Dataset rows
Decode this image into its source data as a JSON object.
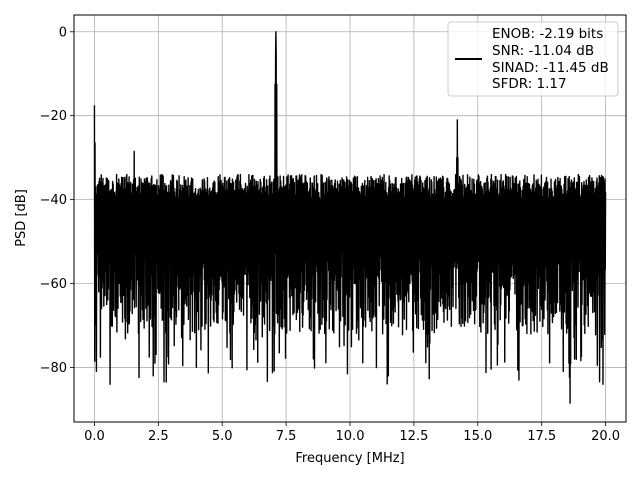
{
  "chart_data": {
    "type": "line",
    "title": "",
    "xlabel": "Frequency [MHz]",
    "ylabel": "PSD [dB]",
    "xlim": [
      -0.8,
      20.8
    ],
    "ylim": [
      -93,
      4
    ],
    "xticks": [
      0.0,
      2.5,
      5.0,
      7.5,
      10.0,
      12.5,
      15.0,
      17.5,
      20.0
    ],
    "xtick_labels": [
      "0.0",
      "2.5",
      "5.0",
      "7.5",
      "10.0",
      "12.5",
      "15.0",
      "17.5",
      "20.0"
    ],
    "yticks": [
      0,
      -20,
      -40,
      -60,
      -80
    ],
    "ytick_labels": [
      "0",
      "−20",
      "−40",
      "−60",
      "−80"
    ],
    "grid": true,
    "legend_position": "top-right",
    "series_color": "#000000",
    "legend_lines": [
      "ENOB: -2.19 bits",
      "SNR: -11.04 dB",
      "SINAD: -11.45 dB",
      "SFDR: 1.17"
    ],
    "noise_floor": {
      "x_range": [
        0.0,
        20.0
      ],
      "upper_db": -34,
      "lower_db": -72,
      "deep_drop_db": -84
    },
    "peaks": [
      {
        "x": 0.0,
        "y": -17.5
      },
      {
        "x": 1.55,
        "y": -28.5
      },
      {
        "x": 7.1,
        "y": 0.0
      },
      {
        "x": 14.2,
        "y": -21.0
      }
    ],
    "dips": [
      {
        "x": 0.6,
        "y": -84.0
      },
      {
        "x": 2.3,
        "y": -82.0
      },
      {
        "x": 9.9,
        "y": -81.5
      },
      {
        "x": 11.5,
        "y": -82.0
      },
      {
        "x": 16.6,
        "y": -83.0
      },
      {
        "x": 18.6,
        "y": -88.5
      },
      {
        "x": 19.9,
        "y": -84.0
      }
    ]
  }
}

### WHAT YOU NEED TO DO
Set down the records in full and exactly. Do not carry over any image.

### WRITTEN ANSWER
Decode this image into its source data as a JSON object.
{
  "chart_data": {
    "type": "line",
    "title": "",
    "xlabel": "Frequency [MHz]",
    "ylabel": "PSD [dB]",
    "xlim": [
      -0.8,
      20.8
    ],
    "ylim": [
      -93,
      4
    ],
    "xticks": [
      0.0,
      2.5,
      5.0,
      7.5,
      10.0,
      12.5,
      15.0,
      17.5,
      20.0
    ],
    "xtick_labels": [
      "0.0",
      "2.5",
      "5.0",
      "7.5",
      "10.0",
      "12.5",
      "15.0",
      "17.5",
      "20.0"
    ],
    "yticks": [
      0,
      -20,
      -40,
      -60,
      -80
    ],
    "ytick_labels": [
      "0",
      "−20",
      "−40",
      "−60",
      "−80"
    ],
    "grid": true,
    "legend_position": "top-right",
    "series_color": "#000000",
    "legend_lines": [
      "ENOB: -2.19 bits",
      "SNR: -11.04 dB",
      "SINAD: -11.45 dB",
      "SFDR: 1.17"
    ],
    "noise_floor": {
      "x_range": [
        0.0,
        20.0
      ],
      "upper_db": -34,
      "lower_db": -72,
      "deep_drop_db": -84
    },
    "peaks": [
      {
        "x": 0.0,
        "y": -17.5
      },
      {
        "x": 1.55,
        "y": -28.5
      },
      {
        "x": 7.1,
        "y": 0.0
      },
      {
        "x": 14.2,
        "y": -21.0
      }
    ],
    "dips": [
      {
        "x": 0.6,
        "y": -84.0
      },
      {
        "x": 2.3,
        "y": -82.0
      },
      {
        "x": 9.9,
        "y": -81.5
      },
      {
        "x": 11.5,
        "y": -82.0
      },
      {
        "x": 16.6,
        "y": -83.0
      },
      {
        "x": 18.6,
        "y": -88.5
      },
      {
        "x": 19.9,
        "y": -84.0
      }
    ]
  }
}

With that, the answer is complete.